[Dataset rows]

--- begin ---

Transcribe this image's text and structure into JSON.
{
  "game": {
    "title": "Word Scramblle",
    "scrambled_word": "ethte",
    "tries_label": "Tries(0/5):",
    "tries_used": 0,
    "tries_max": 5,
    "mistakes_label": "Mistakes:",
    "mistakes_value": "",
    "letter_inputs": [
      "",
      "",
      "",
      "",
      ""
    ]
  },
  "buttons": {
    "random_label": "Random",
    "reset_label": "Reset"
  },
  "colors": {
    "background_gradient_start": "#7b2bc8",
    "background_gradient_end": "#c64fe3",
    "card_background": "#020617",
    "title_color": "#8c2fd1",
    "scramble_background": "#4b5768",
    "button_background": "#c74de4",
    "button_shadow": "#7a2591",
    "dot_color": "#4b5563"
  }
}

--- end ---

Goal: Copy out each record, keeping every word as it is.

Reply to the exercise:
Transcribe this image's text and structure into JSON.
{
  "game": {
    "title": "Word Scramblle",
    "scrambled_word": "ethte",
    "tries_label": "Tries(0/5):",
    "tries_used": 0,
    "tries_max": 5,
    "mistakes_label": "Mistakes:",
    "mistakes_value": "",
    "letter_inputs": [
      "",
      "",
      "",
      "",
      ""
    ]
  },
  "buttons": {
    "random_label": "Random",
    "reset_label": "Reset"
  },
  "colors": {
    "background_gradient_start": "#7b2bc8",
    "background_gradient_end": "#c64fe3",
    "card_background": "#020617",
    "title_color": "#8c2fd1",
    "scramble_background": "#4b5768",
    "button_background": "#c74de4",
    "button_shadow": "#7a2591",
    "dot_color": "#4b5563"
  }
}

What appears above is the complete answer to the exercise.